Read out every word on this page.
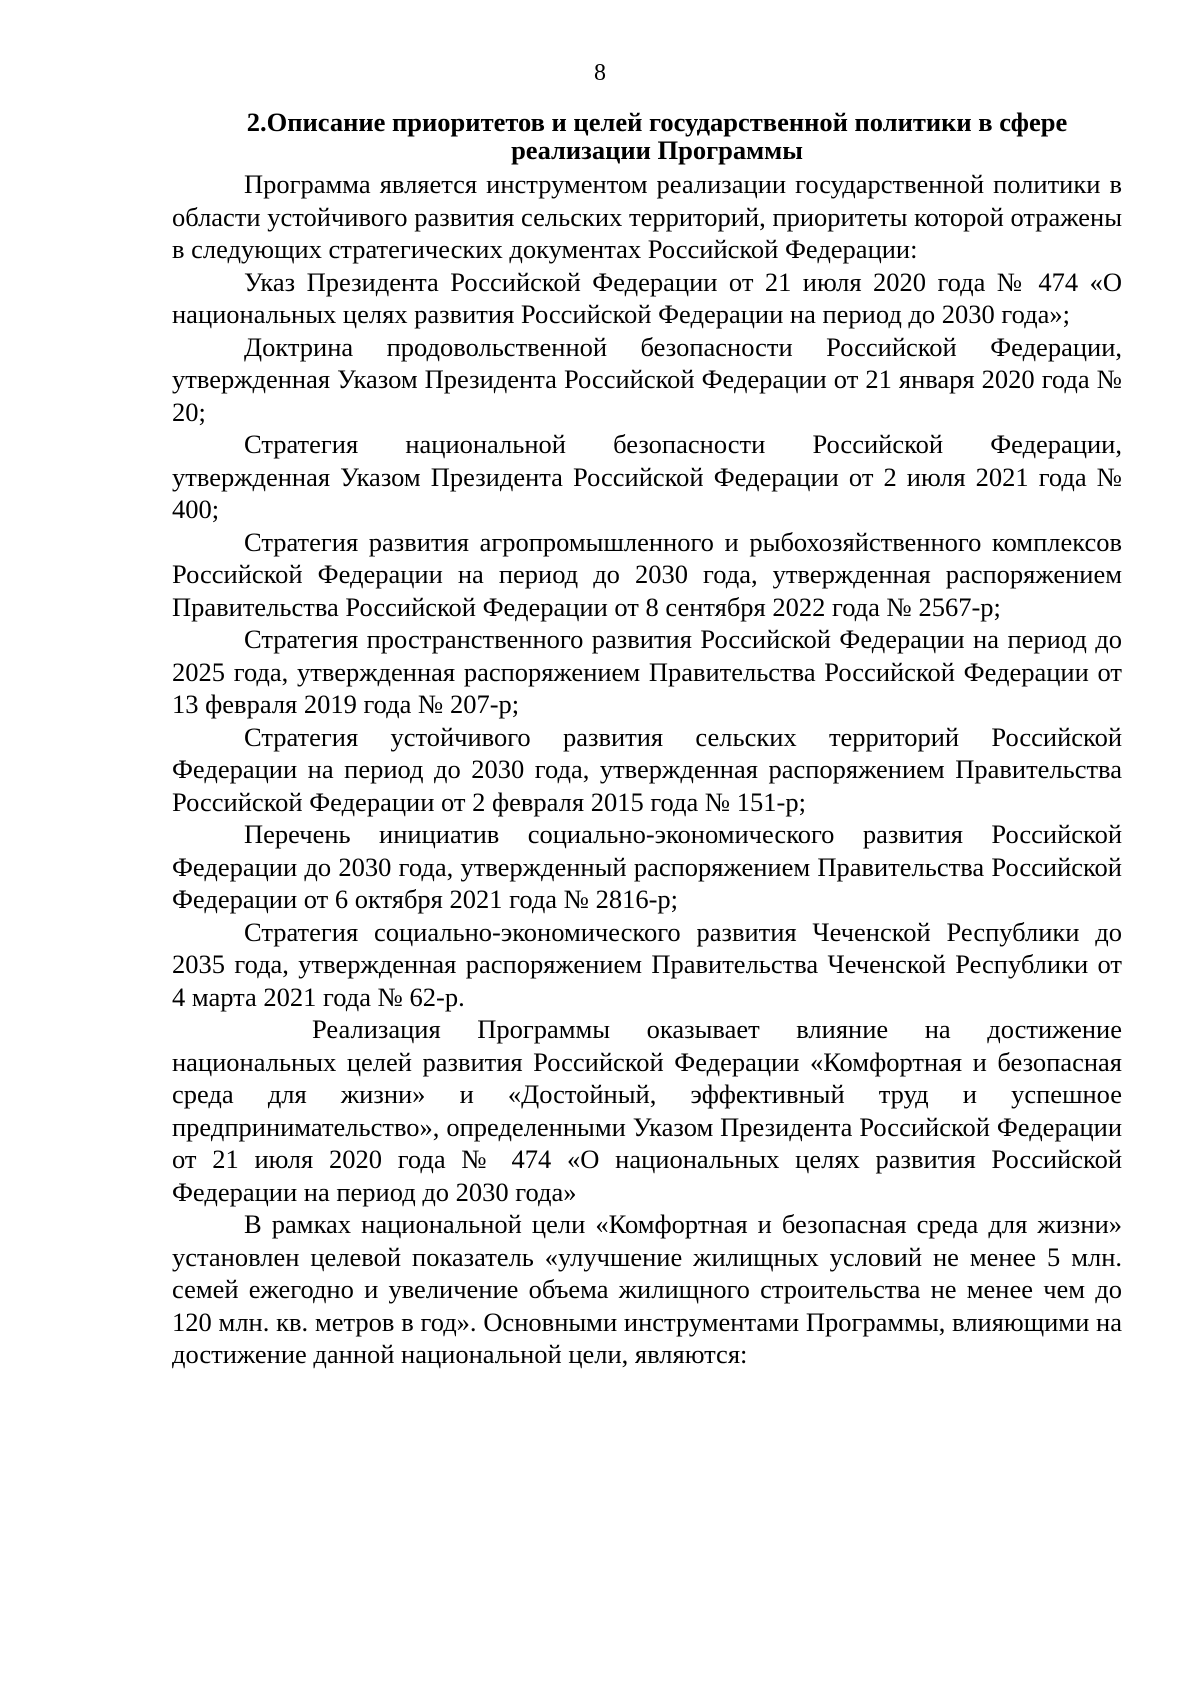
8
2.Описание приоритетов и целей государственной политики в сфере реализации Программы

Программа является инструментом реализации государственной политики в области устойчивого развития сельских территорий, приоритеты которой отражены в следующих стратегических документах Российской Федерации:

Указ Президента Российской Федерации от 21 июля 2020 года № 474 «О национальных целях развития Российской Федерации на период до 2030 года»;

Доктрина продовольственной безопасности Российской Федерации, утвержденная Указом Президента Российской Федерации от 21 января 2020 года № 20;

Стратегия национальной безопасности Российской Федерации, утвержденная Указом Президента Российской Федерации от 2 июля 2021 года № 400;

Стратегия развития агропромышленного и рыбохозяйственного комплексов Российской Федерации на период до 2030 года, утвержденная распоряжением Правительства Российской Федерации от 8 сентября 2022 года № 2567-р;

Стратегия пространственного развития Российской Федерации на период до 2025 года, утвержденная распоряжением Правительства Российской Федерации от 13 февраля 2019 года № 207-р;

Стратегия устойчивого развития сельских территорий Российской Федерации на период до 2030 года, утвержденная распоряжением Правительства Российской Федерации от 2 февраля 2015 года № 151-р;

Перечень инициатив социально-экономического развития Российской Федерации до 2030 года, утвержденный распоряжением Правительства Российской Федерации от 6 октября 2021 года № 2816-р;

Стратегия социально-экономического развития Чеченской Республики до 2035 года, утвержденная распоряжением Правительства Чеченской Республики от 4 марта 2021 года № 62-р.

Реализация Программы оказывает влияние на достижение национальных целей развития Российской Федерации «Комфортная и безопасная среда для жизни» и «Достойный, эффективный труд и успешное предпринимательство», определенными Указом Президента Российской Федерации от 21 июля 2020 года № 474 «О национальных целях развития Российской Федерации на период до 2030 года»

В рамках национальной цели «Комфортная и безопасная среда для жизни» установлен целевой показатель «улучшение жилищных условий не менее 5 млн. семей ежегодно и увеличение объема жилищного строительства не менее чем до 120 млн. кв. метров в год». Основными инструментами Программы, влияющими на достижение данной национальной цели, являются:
▬▬▬
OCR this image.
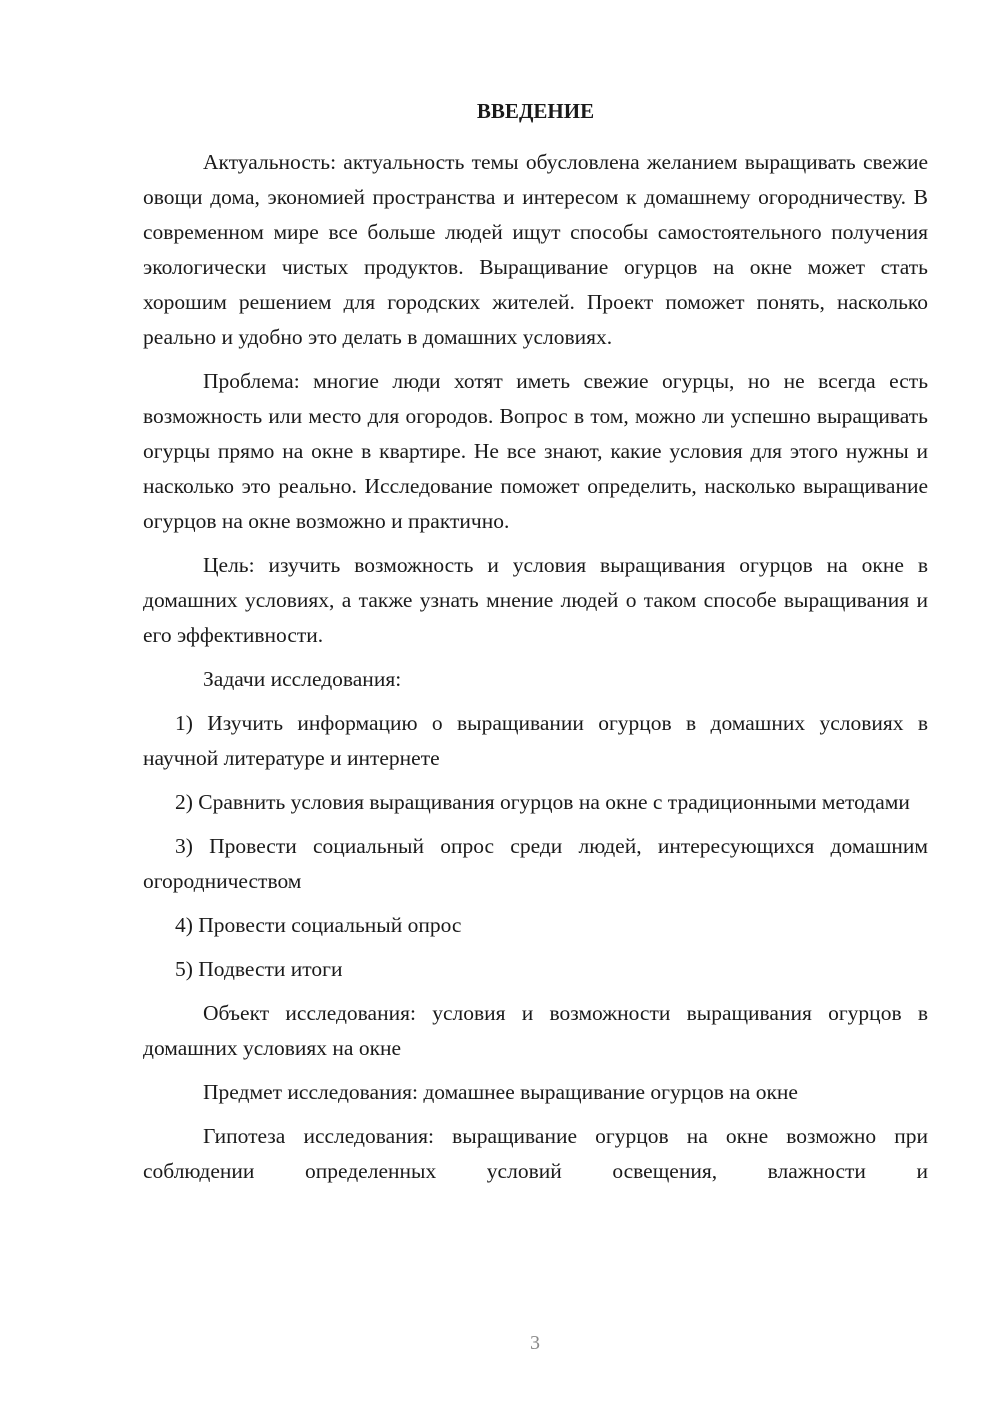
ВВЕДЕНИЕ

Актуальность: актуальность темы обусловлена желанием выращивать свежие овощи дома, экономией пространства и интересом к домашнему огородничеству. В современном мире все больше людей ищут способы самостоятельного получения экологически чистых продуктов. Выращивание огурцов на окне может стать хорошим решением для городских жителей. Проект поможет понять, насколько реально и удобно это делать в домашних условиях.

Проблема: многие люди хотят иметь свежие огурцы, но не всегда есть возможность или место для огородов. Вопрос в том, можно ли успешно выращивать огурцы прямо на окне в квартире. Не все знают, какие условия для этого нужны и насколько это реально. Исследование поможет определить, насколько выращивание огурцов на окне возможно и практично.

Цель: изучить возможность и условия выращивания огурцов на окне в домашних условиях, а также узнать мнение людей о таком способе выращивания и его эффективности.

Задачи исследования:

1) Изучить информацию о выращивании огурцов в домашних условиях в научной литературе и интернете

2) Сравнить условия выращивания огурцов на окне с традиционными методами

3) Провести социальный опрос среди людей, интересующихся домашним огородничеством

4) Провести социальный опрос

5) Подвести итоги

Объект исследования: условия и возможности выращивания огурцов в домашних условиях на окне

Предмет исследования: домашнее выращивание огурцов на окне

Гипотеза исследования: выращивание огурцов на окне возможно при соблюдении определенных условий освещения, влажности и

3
▬▬▬
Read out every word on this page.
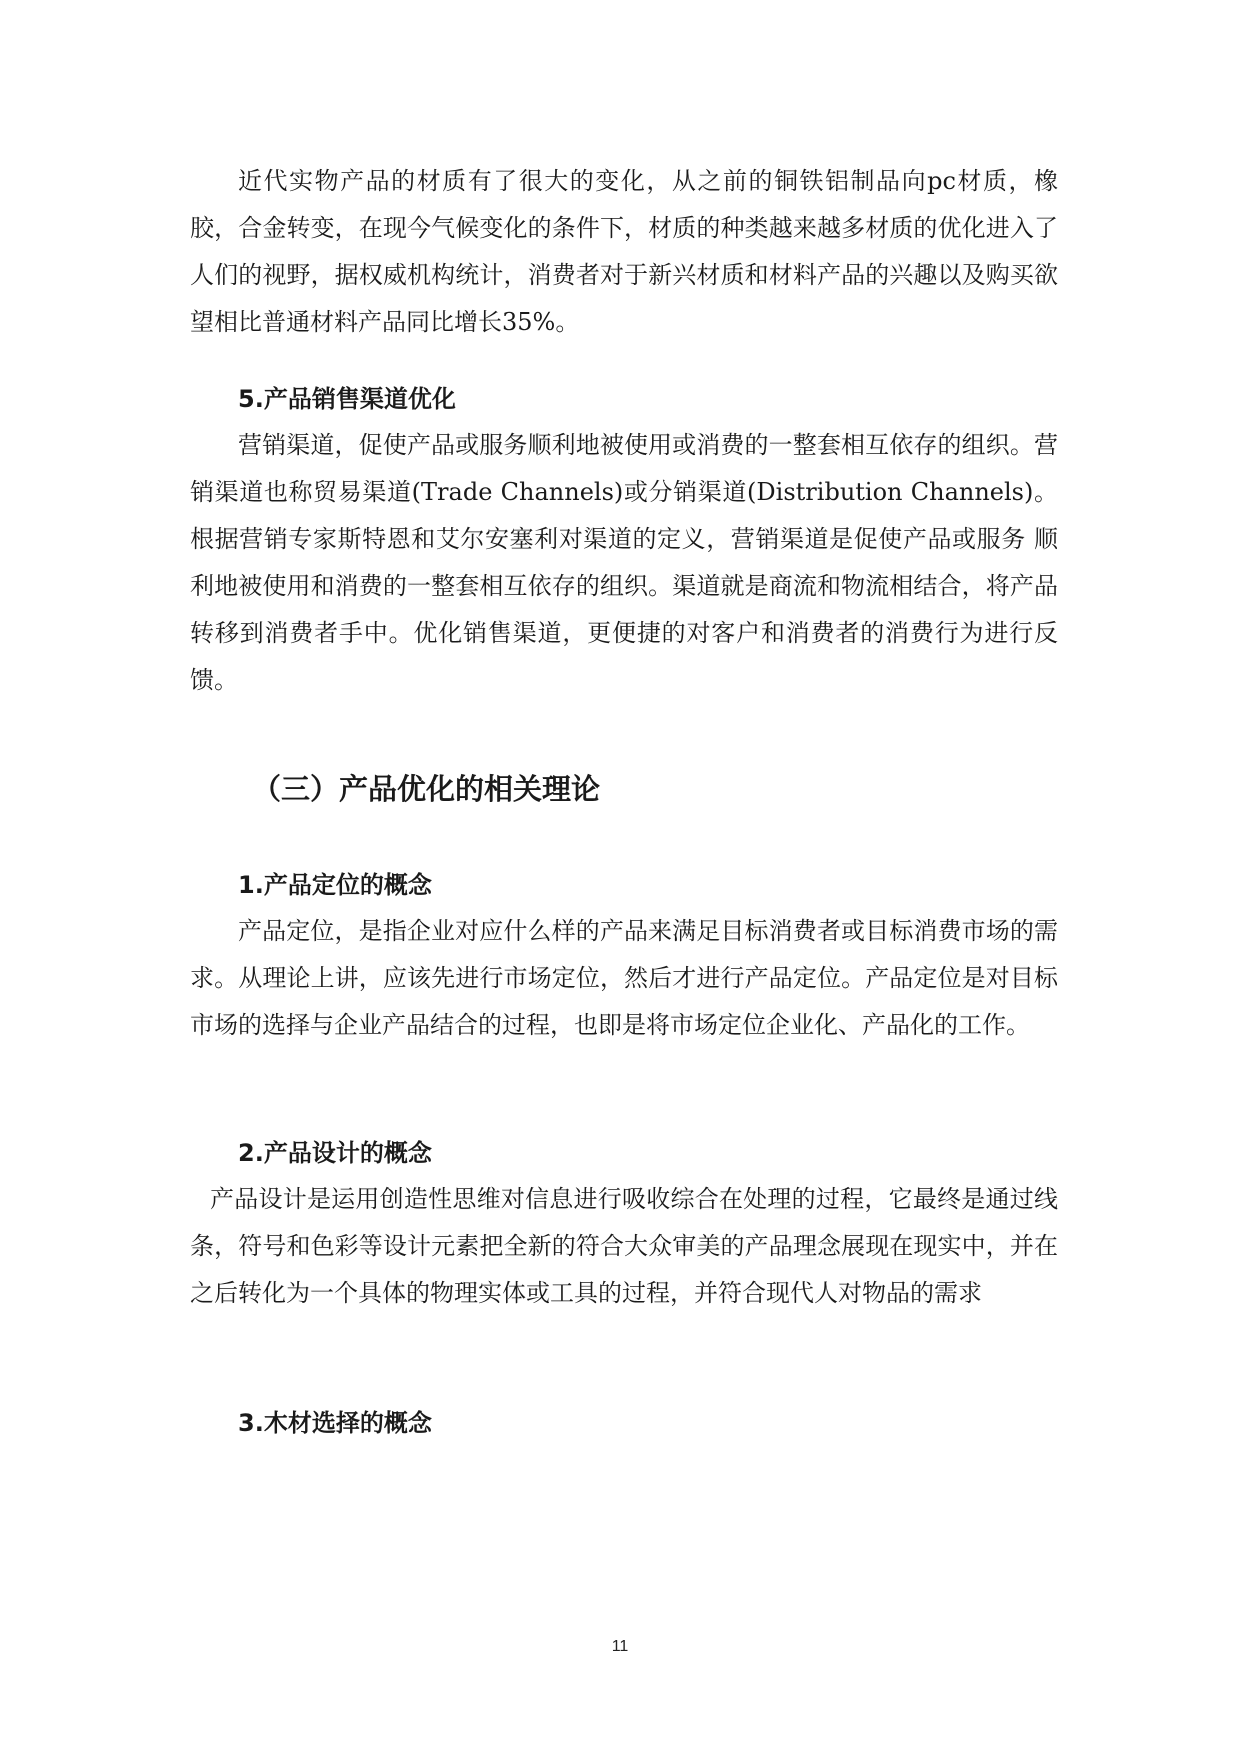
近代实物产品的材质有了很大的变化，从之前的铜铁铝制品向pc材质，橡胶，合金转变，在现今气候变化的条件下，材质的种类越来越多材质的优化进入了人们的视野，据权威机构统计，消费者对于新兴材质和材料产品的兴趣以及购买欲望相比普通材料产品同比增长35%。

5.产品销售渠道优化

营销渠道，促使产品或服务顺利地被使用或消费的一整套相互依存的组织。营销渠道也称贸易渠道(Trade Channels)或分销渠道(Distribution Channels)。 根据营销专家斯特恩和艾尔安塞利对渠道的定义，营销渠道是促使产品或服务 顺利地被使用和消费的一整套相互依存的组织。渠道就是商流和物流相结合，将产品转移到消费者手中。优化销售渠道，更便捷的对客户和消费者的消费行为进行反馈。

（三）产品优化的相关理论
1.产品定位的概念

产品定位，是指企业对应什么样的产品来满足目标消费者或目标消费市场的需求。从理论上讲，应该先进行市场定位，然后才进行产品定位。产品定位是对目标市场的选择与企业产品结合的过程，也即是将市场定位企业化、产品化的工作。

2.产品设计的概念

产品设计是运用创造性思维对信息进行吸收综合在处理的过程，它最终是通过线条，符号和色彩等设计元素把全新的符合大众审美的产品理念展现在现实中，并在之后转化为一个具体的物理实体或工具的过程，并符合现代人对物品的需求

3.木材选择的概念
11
▬▬▬
▸ **Your task**: Establish how many lines of the records contain the string "политики" and state that number without elaboration.

▸ **Answer to this task**: 2